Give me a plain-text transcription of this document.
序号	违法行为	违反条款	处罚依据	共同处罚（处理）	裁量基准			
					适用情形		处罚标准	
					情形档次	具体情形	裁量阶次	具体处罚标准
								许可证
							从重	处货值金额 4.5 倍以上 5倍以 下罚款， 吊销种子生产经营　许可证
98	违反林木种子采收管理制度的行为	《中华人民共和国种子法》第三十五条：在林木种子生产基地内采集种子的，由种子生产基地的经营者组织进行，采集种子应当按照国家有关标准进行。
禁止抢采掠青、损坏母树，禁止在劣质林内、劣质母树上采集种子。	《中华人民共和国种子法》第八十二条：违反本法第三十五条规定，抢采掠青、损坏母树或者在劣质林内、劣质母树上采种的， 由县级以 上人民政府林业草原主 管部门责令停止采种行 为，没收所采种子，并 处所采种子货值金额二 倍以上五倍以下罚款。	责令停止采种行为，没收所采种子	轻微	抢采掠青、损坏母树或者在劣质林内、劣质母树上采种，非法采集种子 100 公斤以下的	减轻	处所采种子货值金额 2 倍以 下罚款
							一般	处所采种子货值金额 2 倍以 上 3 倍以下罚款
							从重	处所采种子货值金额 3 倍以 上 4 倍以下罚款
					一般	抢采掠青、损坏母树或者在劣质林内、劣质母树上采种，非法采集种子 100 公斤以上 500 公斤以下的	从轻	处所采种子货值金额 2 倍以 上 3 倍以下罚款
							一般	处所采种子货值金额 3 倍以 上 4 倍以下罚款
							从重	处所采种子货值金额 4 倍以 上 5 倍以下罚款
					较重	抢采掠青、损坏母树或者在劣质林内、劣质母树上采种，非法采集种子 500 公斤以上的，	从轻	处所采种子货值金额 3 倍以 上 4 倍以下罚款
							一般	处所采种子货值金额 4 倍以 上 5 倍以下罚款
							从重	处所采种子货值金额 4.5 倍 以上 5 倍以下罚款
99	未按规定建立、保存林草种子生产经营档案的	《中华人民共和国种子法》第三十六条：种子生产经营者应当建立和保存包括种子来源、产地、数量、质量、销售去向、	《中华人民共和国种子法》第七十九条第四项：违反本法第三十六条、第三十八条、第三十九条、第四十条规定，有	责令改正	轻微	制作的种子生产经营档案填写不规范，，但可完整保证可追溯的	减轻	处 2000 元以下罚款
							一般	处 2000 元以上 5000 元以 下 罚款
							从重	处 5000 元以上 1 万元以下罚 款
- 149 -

◇ ◇ ◇ ◇

Your task is to repeat every entry exactly.

• Completed task:
Give me a plain-text transcription of this document.
序号	违法行为	违反条款	处罚依据	共同处罚（处理）	裁量基准			
					适用情形		处罚标准	
					情形档次	具体情形	裁量阶次	具体处罚标准
								许可证
							从重	处货值金额 4.5 倍以上 5倍以 下罚款， 吊销种子生产经营　许可证
98	违反林木种子采收管理制度的行为	《中华人民共和国种子法》第三十五条：在林木种子生产基地内采集种子的，由种子生产基地的经营者组织进行，采集种子应当按照国家有关标准进行。
禁止抢采掠青、损坏母树，禁止在劣质林内、劣质母树上采集种子。	《中华人民共和国种子法》第八十二条：违反本法第三十五条规定，抢采掠青、损坏母树或者在劣质林内、劣质母树上采种的， 由县级以 上人民政府林业草原主 管部门责令停止采种行 为，没收所采种子，并 处所采种子货值金额二 倍以上五倍以下罚款。	责令停止采种行为，没收所采种子	轻微	抢采掠青、损坏母树或者在劣质林内、劣质母树上采种，非法采集种子 100 公斤以下的	减轻	处所采种子货值金额 2 倍以 下罚款
							一般	处所采种子货值金额 2 倍以 上 3 倍以下罚款
							从重	处所采种子货值金额 3 倍以 上 4 倍以下罚款
					一般	抢采掠青、损坏母树或者在劣质林内、劣质母树上采种，非法采集种子 100 公斤以上 500 公斤以下的	从轻	处所采种子货值金额 2 倍以 上 3 倍以下罚款
							一般	处所采种子货值金额 3 倍以 上 4 倍以下罚款
							从重	处所采种子货值金额 4 倍以 上 5 倍以下罚款
					较重	抢采掠青、损坏母树或者在劣质林内、劣质母树上采种，非法采集种子 500 公斤以上的，	从轻	处所采种子货值金额 3 倍以 上 4 倍以下罚款
							一般	处所采种子货值金额 4 倍以 上 5 倍以下罚款
							从重	处所采种子货值金额 4.5 倍 以上 5 倍以下罚款
99	未按规定建立、保存林草种子生产经营档案的	《中华人民共和国种子法》第三十六条：种子生产经营者应当建立和保存包括种子来源、产地、数量、质量、销售去向、	《中华人民共和国种子法》第七十九条第四项：违反本法第三十六条、第三十八条、第三十九条、第四十条规定，有	责令改正	轻微	制作的种子生产经营档案填写不规范，，但可完整保证可追溯的	减轻	处 2000 元以下罚款
							一般	处 2000 元以上 5000 元以 下 罚款
							从重	处 5000 元以上 1 万元以下罚 款
- 149 -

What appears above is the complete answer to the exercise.